The data ▸
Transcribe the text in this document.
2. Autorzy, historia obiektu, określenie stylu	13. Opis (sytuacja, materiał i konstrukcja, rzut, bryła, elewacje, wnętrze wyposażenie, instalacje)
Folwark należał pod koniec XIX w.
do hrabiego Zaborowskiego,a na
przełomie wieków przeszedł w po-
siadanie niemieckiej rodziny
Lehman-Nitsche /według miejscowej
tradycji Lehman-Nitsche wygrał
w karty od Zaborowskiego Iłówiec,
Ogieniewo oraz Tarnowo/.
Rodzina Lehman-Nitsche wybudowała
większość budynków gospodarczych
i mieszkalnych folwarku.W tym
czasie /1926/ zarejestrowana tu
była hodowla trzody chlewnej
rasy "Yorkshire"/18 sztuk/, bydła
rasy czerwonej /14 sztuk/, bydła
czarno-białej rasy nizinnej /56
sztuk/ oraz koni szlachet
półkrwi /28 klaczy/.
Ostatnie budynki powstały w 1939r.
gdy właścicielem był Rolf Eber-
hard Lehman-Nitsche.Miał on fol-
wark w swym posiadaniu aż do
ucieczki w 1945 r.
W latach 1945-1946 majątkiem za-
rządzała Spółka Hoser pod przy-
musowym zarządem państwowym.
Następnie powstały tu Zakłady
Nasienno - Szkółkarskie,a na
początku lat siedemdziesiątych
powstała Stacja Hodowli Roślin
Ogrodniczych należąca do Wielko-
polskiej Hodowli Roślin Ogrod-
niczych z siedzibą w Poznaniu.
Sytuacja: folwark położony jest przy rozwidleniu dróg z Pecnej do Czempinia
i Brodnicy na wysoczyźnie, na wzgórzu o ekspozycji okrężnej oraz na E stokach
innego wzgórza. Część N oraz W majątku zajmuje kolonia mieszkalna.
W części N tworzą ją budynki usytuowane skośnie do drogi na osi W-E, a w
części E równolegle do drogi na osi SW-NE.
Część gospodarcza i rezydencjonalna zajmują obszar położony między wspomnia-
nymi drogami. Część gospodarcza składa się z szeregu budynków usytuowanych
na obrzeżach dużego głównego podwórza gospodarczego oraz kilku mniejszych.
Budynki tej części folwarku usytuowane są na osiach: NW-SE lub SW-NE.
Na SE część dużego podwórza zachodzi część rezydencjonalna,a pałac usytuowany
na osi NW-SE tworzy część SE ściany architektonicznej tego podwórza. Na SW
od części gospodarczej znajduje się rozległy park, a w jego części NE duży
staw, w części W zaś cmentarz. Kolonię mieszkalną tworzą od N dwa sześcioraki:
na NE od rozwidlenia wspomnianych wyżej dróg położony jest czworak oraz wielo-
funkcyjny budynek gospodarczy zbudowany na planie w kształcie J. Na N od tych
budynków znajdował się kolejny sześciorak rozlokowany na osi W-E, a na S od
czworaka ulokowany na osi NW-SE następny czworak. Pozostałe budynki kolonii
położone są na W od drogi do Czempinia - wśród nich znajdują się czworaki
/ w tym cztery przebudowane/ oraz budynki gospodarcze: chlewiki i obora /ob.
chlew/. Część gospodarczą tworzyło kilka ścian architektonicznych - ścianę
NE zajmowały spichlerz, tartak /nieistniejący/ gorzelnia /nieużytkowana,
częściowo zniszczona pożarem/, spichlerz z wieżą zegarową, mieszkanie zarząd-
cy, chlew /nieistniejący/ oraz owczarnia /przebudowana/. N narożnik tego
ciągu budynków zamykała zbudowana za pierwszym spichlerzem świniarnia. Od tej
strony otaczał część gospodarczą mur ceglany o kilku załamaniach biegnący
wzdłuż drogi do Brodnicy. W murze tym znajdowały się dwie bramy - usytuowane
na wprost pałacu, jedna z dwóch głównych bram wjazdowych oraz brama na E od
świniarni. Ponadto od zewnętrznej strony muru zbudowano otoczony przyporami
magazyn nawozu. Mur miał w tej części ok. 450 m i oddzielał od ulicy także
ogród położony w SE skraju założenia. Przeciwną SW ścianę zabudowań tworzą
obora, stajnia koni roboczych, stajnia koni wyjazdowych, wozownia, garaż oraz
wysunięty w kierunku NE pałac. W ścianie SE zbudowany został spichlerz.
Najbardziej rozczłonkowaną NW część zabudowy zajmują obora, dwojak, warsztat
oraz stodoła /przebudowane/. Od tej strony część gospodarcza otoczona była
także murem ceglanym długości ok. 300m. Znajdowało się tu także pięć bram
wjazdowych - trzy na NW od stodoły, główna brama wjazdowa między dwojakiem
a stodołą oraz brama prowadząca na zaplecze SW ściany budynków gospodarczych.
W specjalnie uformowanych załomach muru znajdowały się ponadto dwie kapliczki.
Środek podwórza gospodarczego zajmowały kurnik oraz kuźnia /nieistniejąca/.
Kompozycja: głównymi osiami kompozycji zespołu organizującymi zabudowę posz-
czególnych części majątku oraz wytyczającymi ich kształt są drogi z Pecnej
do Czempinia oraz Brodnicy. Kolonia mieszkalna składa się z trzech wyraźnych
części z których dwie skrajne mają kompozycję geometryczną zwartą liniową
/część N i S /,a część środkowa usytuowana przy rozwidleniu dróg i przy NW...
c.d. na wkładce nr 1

Given instruction ▸ Here, the records must be output exactly and in full.

The completed task ▸
Transcribe the text in this document.
2. Autorzy, historia obiektu, określenie stylu	13. Opis (sytuacja, materiał i konstrukcja, rzut, bryła, elewacje, wnętrze wyposażenie, instalacje)
Folwark należał pod koniec XIX w.
do hrabiego Zaborowskiego,a na
przełomie wieków przeszedł w po-
siadanie niemieckiej rodziny
Lehman-Nitsche /według miejscowej
tradycji Lehman-Nitsche wygrał
w karty od Zaborowskiego Iłówiec,
Ogieniewo oraz Tarnowo/.
Rodzina Lehman-Nitsche wybudowała
większość budynków gospodarczych
i mieszkalnych folwarku.W tym
czasie /1926/ zarejestrowana tu
była hodowla trzody chlewnej
rasy "Yorkshire"/18 sztuk/, bydła
rasy czerwonej /14 sztuk/, bydła
czarno-białej rasy nizinnej /56
sztuk/ oraz koni szlachet
półkrwi /28 klaczy/.
Ostatnie budynki powstały w 1939r.
gdy właścicielem był Rolf Eber-
hard Lehman-Nitsche.Miał on fol-
wark w swym posiadaniu aż do
ucieczki w 1945 r.
W latach 1945-1946 majątkiem za-
rządzała Spółka Hoser pod przy-
musowym zarządem państwowym.
Następnie powstały tu Zakłady
Nasienno - Szkółkarskie,a na
początku lat siedemdziesiątych
powstała Stacja Hodowli Roślin
Ogrodniczych należąca do Wielko-
polskiej Hodowli Roślin Ogrod-
niczych z siedzibą w Poznaniu.
Sytuacja: folwark położony jest przy rozwidleniu dróg z Pecnej do Czempinia
i Brodnicy na wysoczyźnie, na wzgórzu o ekspozycji okrężnej oraz na E stokach
innego wzgórza. Część N oraz W majątku zajmuje kolonia mieszkalna.
W części N tworzą ją budynki usytuowane skośnie do drogi na osi W-E, a w
części E równolegle do drogi na osi SW-NE.
Część gospodarcza i rezydencjonalna zajmują obszar położony między wspomnia-
nymi drogami. Część gospodarcza składa się z szeregu budynków usytuowanych
na obrzeżach dużego głównego podwórza gospodarczego oraz kilku mniejszych.
Budynki tej części folwarku usytuowane są na osiach: NW-SE lub SW-NE.
Na SE część dużego podwórza zachodzi część rezydencjonalna,a pałac usytuowany
na osi NW-SE tworzy część SE ściany architektonicznej tego podwórza. Na SW
od części gospodarczej znajduje się rozległy park, a w jego części NE duży
staw, w części W zaś cmentarz. Kolonię mieszkalną tworzą od N dwa sześcioraki:
na NE od rozwidlenia wspomnianych wyżej dróg położony jest czworak oraz wielo-
funkcyjny budynek gospodarczy zbudowany na planie w kształcie J. Na N od tych
budynków znajdował się kolejny sześciorak rozlokowany na osi W-E, a na S od
czworaka ulokowany na osi NW-SE następny czworak. Pozostałe budynki kolonii
położone są na W od drogi do Czempinia - wśród nich znajdują się czworaki
/ w tym cztery przebudowane/ oraz budynki gospodarcze: chlewiki i obora /ob.
chlew/. Część gospodarczą tworzyło kilka ścian architektonicznych - ścianę
NE zajmowały spichlerz, tartak /nieistniejący/ gorzelnia /nieużytkowana,
częściowo zniszczona pożarem/, spichlerz z wieżą zegarową, mieszkanie zarząd-
cy, chlew /nieistniejący/ oraz owczarnia /przebudowana/. N narożnik tego
ciągu budynków zamykała zbudowana za pierwszym spichlerzem świniarnia. Od tej
strony otaczał część gospodarczą mur ceglany o kilku załamaniach biegnący
wzdłuż drogi do Brodnicy. W murze tym znajdowały się dwie bramy - usytuowane
na wprost pałacu, jedna z dwóch głównych bram wjazdowych oraz brama na E od
świniarni. Ponadto od zewnętrznej strony muru zbudowano otoczony przyporami
magazyn nawozu. Mur miał w tej części ok. 450 m i oddzielał od ulicy także
ogród położony w SE skraju założenia. Przeciwną SW ścianę zabudowań tworzą
obora, stajnia koni roboczych, stajnia koni wyjazdowych, wozownia, garaż oraz
wysunięty w kierunku NE pałac. W ścianie SE zbudowany został spichlerz.
Najbardziej rozczłonkowaną NW część zabudowy zajmują obora, dwojak, warsztat
oraz stodoła /przebudowane/. Od tej strony część gospodarcza otoczona była
także murem ceglanym długości ok. 300m. Znajdowało się tu także pięć bram
wjazdowych - trzy na NW od stodoły, główna brama wjazdowa między dwojakiem
a stodołą oraz brama prowadząca na zaplecze SW ściany budynków gospodarczych.
W specjalnie uformowanych załomach muru znajdowały się ponadto dwie kapliczki.
Środek podwórza gospodarczego zajmowały kurnik oraz kuźnia /nieistniejąca/.
Kompozycja: głównymi osiami kompozycji zespołu organizującymi zabudowę posz-
czególnych części majątku oraz wytyczającymi ich kształt są drogi z Pecnej
do Czempinia oraz Brodnicy. Kolonia mieszkalna składa się z trzech wyraźnych
części z których dwie skrajne mają kompozycję geometryczną zwartą liniową
/część N i S /,a część środkowa usytuowana przy rozwidleniu dróg i przy NW...
c.d. na wkładce nr 1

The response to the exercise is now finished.